## SET PROBLEM
Print out the material that follows word for word.

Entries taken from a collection
────────────────────────────────────────

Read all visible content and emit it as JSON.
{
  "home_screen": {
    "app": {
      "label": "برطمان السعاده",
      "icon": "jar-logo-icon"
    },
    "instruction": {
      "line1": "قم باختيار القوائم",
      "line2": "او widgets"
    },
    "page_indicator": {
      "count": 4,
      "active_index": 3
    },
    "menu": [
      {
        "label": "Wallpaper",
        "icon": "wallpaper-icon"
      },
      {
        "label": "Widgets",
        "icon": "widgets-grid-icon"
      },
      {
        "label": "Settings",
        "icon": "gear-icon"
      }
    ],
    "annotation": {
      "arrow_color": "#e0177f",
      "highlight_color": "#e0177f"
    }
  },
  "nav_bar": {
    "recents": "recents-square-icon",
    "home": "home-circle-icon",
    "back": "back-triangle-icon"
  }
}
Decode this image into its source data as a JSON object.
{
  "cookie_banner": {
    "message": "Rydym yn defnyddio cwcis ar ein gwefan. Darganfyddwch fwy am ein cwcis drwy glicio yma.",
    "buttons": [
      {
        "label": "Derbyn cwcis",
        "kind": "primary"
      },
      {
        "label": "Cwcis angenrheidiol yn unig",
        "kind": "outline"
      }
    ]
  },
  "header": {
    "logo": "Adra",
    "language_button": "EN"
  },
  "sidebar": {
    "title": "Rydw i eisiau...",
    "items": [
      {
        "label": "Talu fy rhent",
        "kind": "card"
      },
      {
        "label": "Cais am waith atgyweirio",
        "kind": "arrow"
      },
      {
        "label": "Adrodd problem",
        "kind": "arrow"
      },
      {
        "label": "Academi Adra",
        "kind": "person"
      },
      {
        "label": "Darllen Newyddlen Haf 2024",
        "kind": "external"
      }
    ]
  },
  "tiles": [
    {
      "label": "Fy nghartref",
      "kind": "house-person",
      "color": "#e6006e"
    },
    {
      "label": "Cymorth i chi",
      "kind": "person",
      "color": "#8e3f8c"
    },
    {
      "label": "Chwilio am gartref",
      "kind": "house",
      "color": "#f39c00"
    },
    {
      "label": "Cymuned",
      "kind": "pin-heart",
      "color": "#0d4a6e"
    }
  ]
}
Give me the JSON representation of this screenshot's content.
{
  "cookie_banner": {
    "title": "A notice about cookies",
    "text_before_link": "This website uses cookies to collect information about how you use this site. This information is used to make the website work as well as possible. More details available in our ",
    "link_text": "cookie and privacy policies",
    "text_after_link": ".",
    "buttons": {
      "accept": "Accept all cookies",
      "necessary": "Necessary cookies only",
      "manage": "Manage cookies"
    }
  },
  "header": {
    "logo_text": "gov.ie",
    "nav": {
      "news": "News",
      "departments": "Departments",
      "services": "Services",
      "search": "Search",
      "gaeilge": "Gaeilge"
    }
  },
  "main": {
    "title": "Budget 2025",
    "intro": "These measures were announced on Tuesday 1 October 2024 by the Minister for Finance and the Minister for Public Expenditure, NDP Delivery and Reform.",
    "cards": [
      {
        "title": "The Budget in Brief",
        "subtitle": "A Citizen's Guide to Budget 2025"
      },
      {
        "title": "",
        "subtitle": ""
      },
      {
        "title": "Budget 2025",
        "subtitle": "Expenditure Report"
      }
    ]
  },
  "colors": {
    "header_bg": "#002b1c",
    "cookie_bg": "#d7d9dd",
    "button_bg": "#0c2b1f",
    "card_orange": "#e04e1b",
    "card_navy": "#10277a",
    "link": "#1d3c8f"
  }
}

────────────────────────────────────────

## ANSWER TO THE EXERCISE
Read all visible content and emit it as JSON.
{
  "home_screen": {
    "app": {
      "label": "برطمان السعاده",
      "icon": "jar-logo-icon"
    },
    "instruction": {
      "line1": "قم باختيار القوائم",
      "line2": "او widgets"
    },
    "page_indicator": {
      "count": 4,
      "active_index": 3
    },
    "menu": [
      {
        "label": "Wallpaper",
        "icon": "wallpaper-icon"
      },
      {
        "label": "Widgets",
        "icon": "widgets-grid-icon"
      },
      {
        "label": "Settings",
        "icon": "gear-icon"
      }
    ],
    "annotation": {
      "arrow_color": "#e0177f",
      "highlight_color": "#e0177f"
    }
  },
  "nav_bar": {
    "recents": "recents-square-icon",
    "home": "home-circle-icon",
    "back": "back-triangle-icon"
  }
}
Decode this image into its source data as a JSON object.
{
  "cookie_banner": {
    "message": "Rydym yn defnyddio cwcis ar ein gwefan. Darganfyddwch fwy am ein cwcis drwy glicio yma.",
    "buttons": [
      {
        "label": "Derbyn cwcis",
        "kind": "primary"
      },
      {
        "label": "Cwcis angenrheidiol yn unig",
        "kind": "outline"
      }
    ]
  },
  "header": {
    "logo": "Adra",
    "language_button": "EN"
  },
  "sidebar": {
    "title": "Rydw i eisiau...",
    "items": [
      {
        "label": "Talu fy rhent",
        "kind": "card"
      },
      {
        "label": "Cais am waith atgyweirio",
        "kind": "arrow"
      },
      {
        "label": "Adrodd problem",
        "kind": "arrow"
      },
      {
        "label": "Academi Adra",
        "kind": "person"
      },
      {
        "label": "Darllen Newyddlen Haf 2024",
        "kind": "external"
      }
    ]
  },
  "tiles": [
    {
      "label": "Fy nghartref",
      "kind": "house-person",
      "color": "#e6006e"
    },
    {
      "label": "Cymorth i chi",
      "kind": "person",
      "color": "#8e3f8c"
    },
    {
      "label": "Chwilio am gartref",
      "kind": "house",
      "color": "#f39c00"
    },
    {
      "label": "Cymuned",
      "kind": "pin-heart",
      "color": "#0d4a6e"
    }
  ]
}
Give me the JSON representation of this screenshot's content.
{
  "cookie_banner": {
    "title": "A notice about cookies",
    "text_before_link": "This website uses cookies to collect information about how you use this site. This information is used to make the website work as well as possible. More details available in our ",
    "link_text": "cookie and privacy policies",
    "text_after_link": ".",
    "buttons": {
      "accept": "Accept all cookies",
      "necessary": "Necessary cookies only",
      "manage": "Manage cookies"
    }
  },
  "header": {
    "logo_text": "gov.ie",
    "nav": {
      "news": "News",
      "departments": "Departments",
      "services": "Services",
      "search": "Search",
      "gaeilge": "Gaeilge"
    }
  },
  "main": {
    "title": "Budget 2025",
    "intro": "These measures were announced on Tuesday 1 October 2024 by the Minister for Finance and the Minister for Public Expenditure, NDP Delivery and Reform.",
    "cards": [
      {
        "title": "The Budget in Brief",
        "subtitle": "A Citizen's Guide to Budget 2025"
      },
      {
        "title": "",
        "subtitle": ""
      },
      {
        "title": "Budget 2025",
        "subtitle": "Expenditure Report"
      }
    ]
  },
  "colors": {
    "header_bg": "#002b1c",
    "cookie_bg": "#d7d9dd",
    "button_bg": "#0c2b1f",
    "card_orange": "#e04e1b",
    "card_navy": "#10277a",
    "link": "#1d3c8f"
  }
}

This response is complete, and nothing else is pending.